> [EXERCISE OBJECTIVE] Look for the string "mihi" in the lines and copy each line that has it.

[Saved data entries]
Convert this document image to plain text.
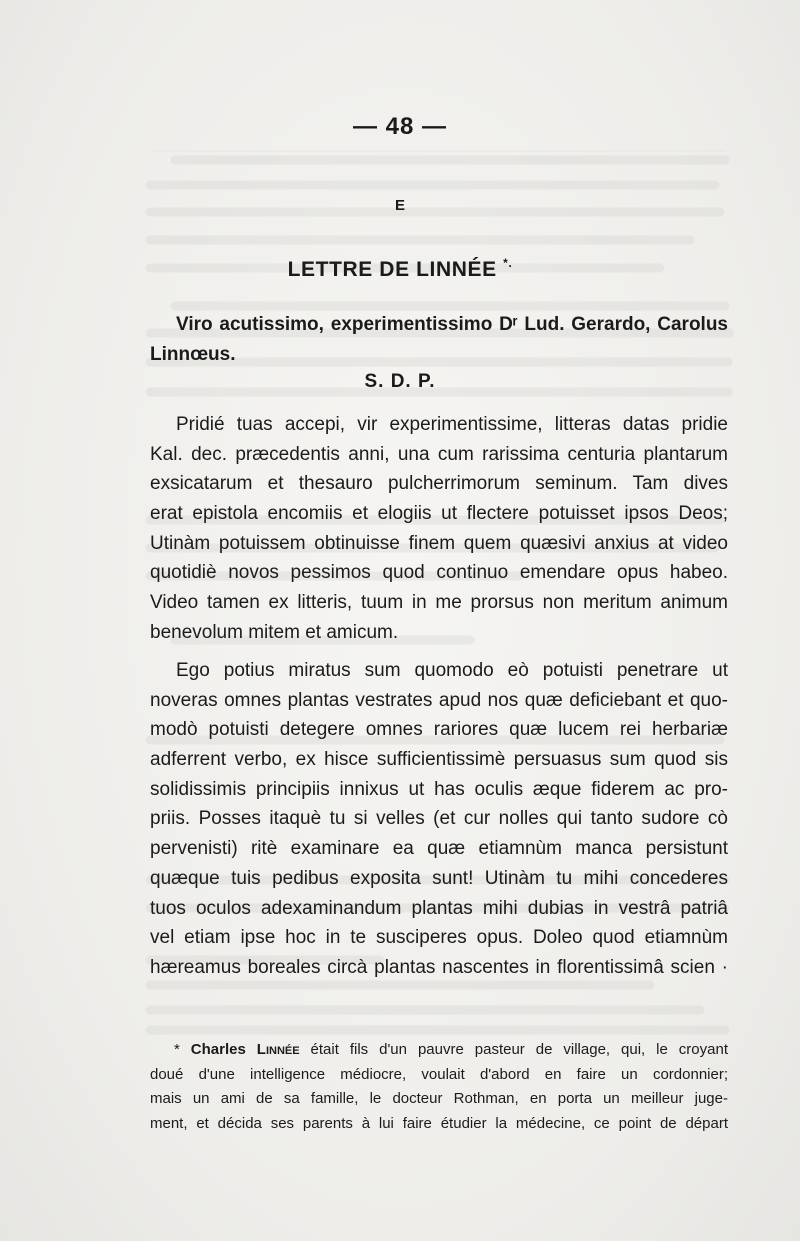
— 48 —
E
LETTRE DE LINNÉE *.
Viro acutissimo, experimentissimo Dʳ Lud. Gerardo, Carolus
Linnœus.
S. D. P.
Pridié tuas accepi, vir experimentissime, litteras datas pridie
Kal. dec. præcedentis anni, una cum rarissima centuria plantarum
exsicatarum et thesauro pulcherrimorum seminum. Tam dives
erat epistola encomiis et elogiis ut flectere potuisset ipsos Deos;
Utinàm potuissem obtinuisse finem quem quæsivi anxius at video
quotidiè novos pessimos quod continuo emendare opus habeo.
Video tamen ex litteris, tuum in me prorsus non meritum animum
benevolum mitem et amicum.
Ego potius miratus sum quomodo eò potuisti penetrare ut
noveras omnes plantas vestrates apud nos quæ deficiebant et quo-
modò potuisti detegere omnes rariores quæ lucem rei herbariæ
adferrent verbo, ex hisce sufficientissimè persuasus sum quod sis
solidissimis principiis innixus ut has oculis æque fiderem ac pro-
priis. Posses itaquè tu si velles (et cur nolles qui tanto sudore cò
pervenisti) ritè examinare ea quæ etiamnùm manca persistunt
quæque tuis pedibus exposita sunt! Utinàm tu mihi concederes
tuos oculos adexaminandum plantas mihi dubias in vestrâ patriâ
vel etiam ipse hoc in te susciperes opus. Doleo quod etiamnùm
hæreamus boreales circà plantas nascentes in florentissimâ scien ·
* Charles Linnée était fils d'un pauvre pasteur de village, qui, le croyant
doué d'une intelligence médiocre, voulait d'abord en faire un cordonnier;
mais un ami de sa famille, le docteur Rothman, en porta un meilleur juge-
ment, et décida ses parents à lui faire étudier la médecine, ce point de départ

--

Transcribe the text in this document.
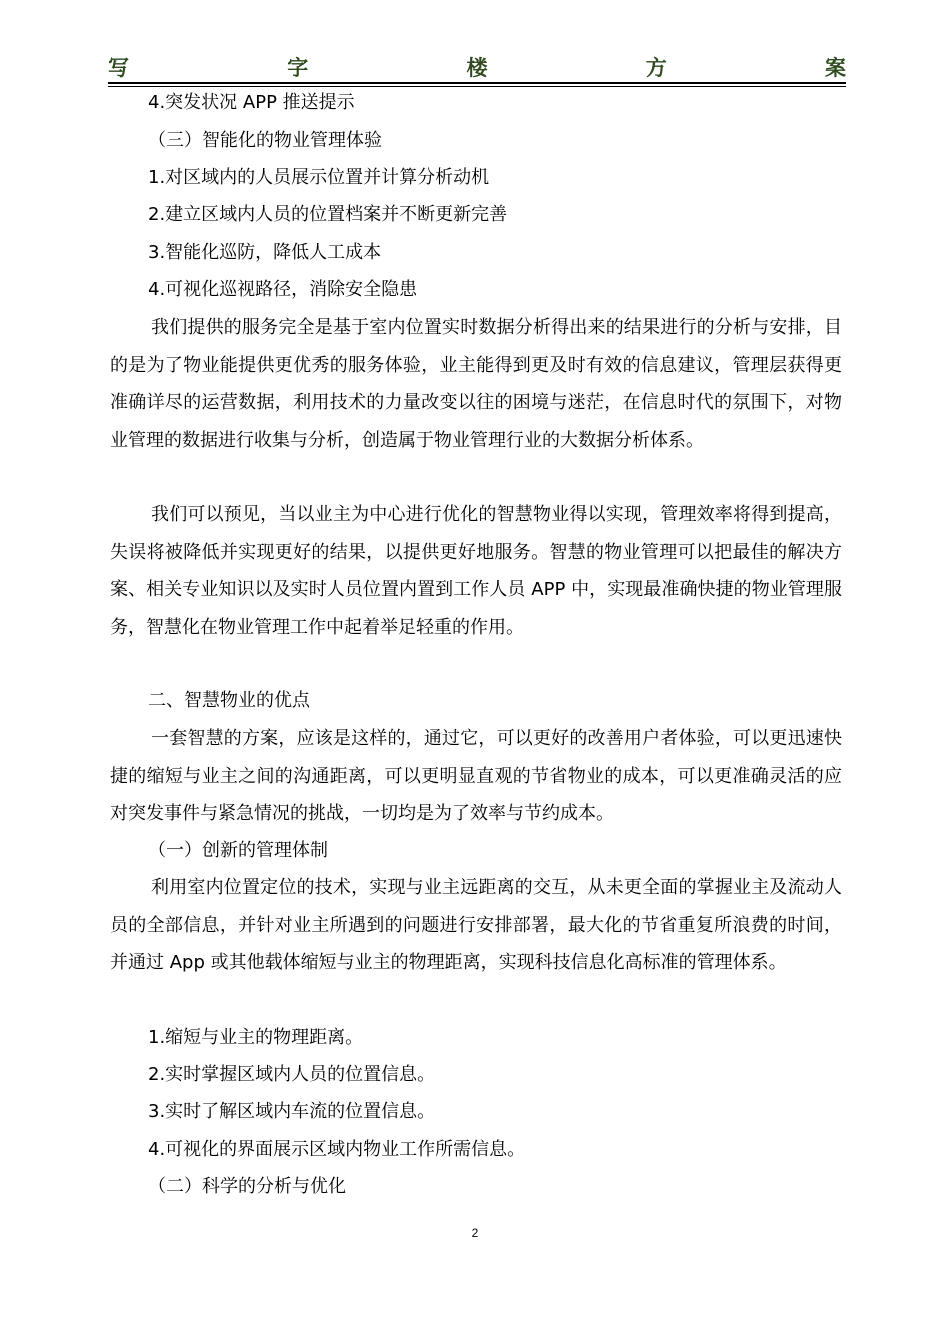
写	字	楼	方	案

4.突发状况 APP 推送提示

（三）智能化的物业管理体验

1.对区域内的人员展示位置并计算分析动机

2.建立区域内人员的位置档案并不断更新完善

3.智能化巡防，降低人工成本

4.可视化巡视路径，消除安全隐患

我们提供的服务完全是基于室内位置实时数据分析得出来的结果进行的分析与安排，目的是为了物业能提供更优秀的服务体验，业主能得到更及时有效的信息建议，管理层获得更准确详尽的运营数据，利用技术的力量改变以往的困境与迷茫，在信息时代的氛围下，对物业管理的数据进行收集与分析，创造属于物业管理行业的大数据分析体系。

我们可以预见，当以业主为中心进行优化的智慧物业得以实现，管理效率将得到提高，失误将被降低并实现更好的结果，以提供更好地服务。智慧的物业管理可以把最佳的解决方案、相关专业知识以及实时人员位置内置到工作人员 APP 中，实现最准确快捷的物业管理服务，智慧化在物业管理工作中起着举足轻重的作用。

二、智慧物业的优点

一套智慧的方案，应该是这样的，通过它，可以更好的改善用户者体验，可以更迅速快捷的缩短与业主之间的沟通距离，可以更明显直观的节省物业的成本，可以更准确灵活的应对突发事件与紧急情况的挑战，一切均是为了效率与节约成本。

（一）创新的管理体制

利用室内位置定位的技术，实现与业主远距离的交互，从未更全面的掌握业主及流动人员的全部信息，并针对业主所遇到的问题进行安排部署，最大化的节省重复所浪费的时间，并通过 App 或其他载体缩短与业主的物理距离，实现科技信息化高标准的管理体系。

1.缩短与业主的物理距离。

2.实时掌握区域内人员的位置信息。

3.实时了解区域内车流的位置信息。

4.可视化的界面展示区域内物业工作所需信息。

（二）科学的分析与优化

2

...

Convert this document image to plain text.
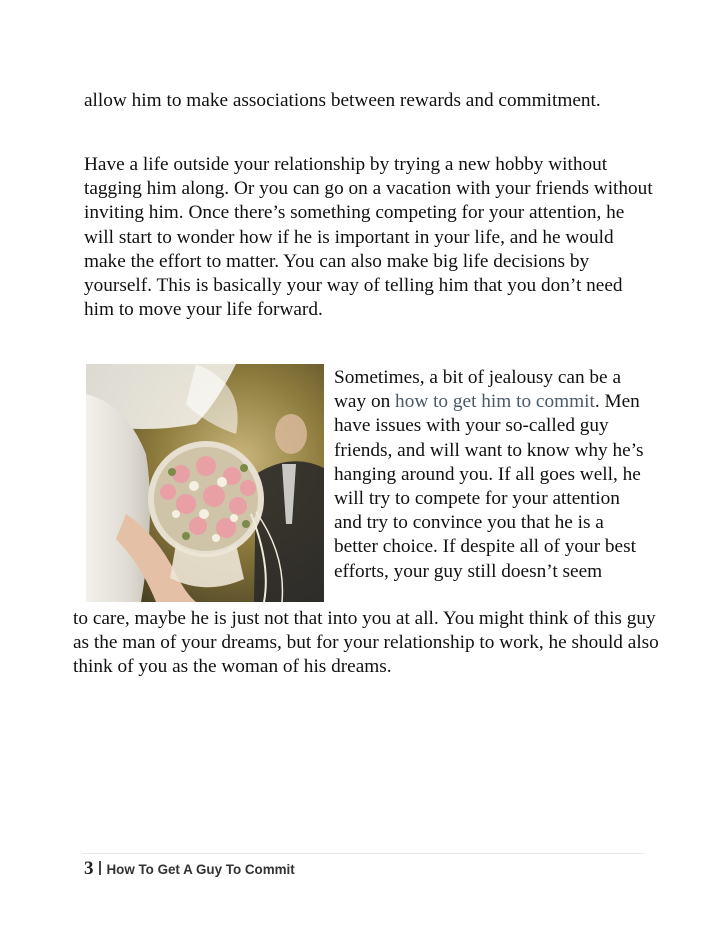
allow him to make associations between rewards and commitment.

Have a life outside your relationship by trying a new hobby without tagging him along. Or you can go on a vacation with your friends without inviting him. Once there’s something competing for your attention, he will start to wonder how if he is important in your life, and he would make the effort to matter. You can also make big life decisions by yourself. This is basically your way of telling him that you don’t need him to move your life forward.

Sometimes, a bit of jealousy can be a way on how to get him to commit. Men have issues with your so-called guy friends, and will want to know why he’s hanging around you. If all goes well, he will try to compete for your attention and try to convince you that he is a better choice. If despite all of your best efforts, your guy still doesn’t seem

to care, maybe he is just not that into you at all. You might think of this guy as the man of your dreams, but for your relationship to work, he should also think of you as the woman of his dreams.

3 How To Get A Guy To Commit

> [THE ANSWER]
quæque tuis pedibus exposita sunt! Utinàm tu mihi concederes
tuos oculos adexaminandum plantas mihi dubias in vestrâ patriâ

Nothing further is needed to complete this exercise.